GIVEN REQUEST: Return all the entries exactly, keeping pictures out.

[Stored entries]
++++++++

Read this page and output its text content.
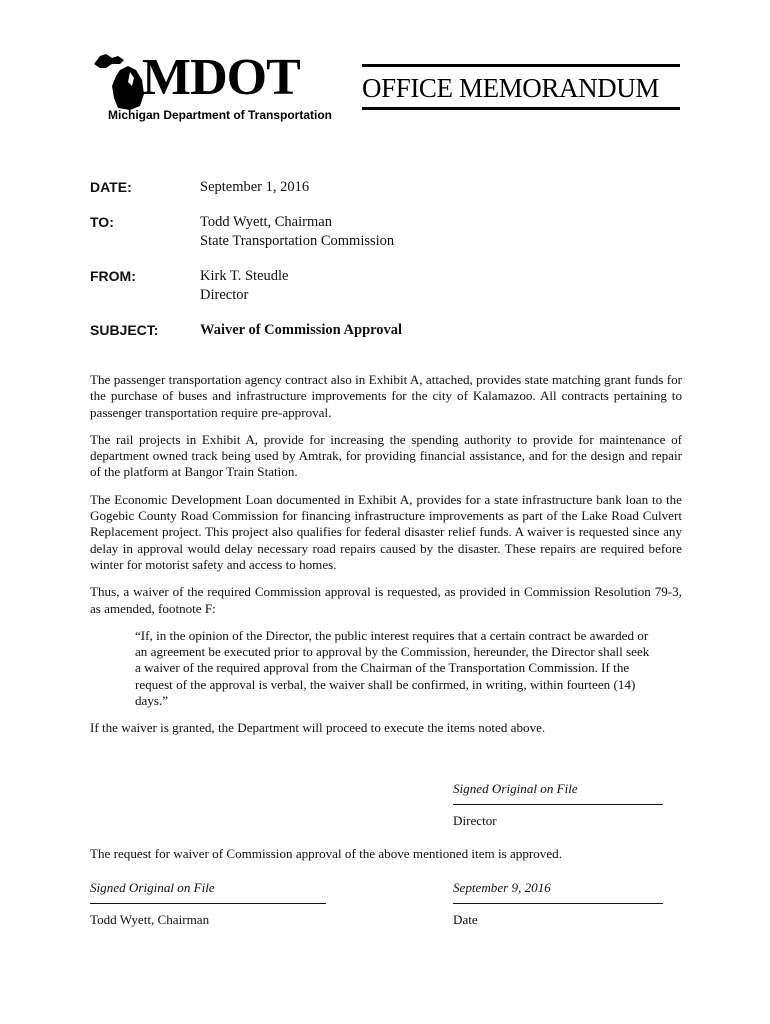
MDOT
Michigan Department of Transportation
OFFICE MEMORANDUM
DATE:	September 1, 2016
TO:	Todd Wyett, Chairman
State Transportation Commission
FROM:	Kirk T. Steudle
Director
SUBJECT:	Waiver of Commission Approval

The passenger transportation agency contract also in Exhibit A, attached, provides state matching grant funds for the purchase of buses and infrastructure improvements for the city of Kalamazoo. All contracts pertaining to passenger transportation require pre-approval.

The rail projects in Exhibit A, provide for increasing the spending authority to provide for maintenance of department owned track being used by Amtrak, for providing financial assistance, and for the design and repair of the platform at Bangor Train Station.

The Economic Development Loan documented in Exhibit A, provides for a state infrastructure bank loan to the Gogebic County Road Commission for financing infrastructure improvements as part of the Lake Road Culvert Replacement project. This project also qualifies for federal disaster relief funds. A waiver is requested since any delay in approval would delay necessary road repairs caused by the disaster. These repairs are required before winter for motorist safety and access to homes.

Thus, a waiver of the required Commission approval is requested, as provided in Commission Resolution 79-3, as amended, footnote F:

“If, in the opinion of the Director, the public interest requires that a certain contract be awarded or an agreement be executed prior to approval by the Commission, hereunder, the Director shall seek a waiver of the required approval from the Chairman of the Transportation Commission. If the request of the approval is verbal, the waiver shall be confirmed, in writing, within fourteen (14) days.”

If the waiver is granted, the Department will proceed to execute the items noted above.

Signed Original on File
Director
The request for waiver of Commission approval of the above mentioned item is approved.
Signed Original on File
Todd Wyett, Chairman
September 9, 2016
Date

++++++++

RIGHT ANSWER:
Read this page and output its text content.
MDOT
Michigan Department of Transportation
OFFICE MEMORANDUM
DATE:	September 1, 2016
TO:	Todd Wyett, Chairman
State Transportation Commission
FROM:	Kirk T. Steudle
Director
SUBJECT:	Waiver of Commission Approval

The passenger transportation agency contract also in Exhibit A, attached, provides state matching grant funds for the purchase of buses and infrastructure improvements for the city of Kalamazoo. All contracts pertaining to passenger transportation require pre-approval.

The rail projects in Exhibit A, provide for increasing the spending authority to provide for maintenance of department owned track being used by Amtrak, for providing financial assistance, and for the design and repair of the platform at Bangor Train Station.

The Economic Development Loan documented in Exhibit A, provides for a state infrastructure bank loan to the Gogebic County Road Commission for financing infrastructure improvements as part of the Lake Road Culvert Replacement project. This project also qualifies for federal disaster relief funds. A waiver is requested since any delay in approval would delay necessary road repairs caused by the disaster. These repairs are required before winter for motorist safety and access to homes.

Thus, a waiver of the required Commission approval is requested, as provided in Commission Resolution 79-3, as amended, footnote F:

“If, in the opinion of the Director, the public interest requires that a certain contract be awarded or an agreement be executed prior to approval by the Commission, hereunder, the Director shall seek a waiver of the required approval from the Chairman of the Transportation Commission. If the request of the approval is verbal, the waiver shall be confirmed, in writing, within fourteen (14) days.”

If the waiver is granted, the Department will proceed to execute the items noted above.

Signed Original on File
Director
The request for waiver of Commission approval of the above mentioned item is approved.
Signed Original on File
Todd Wyett, Chairman
September 9, 2016
Date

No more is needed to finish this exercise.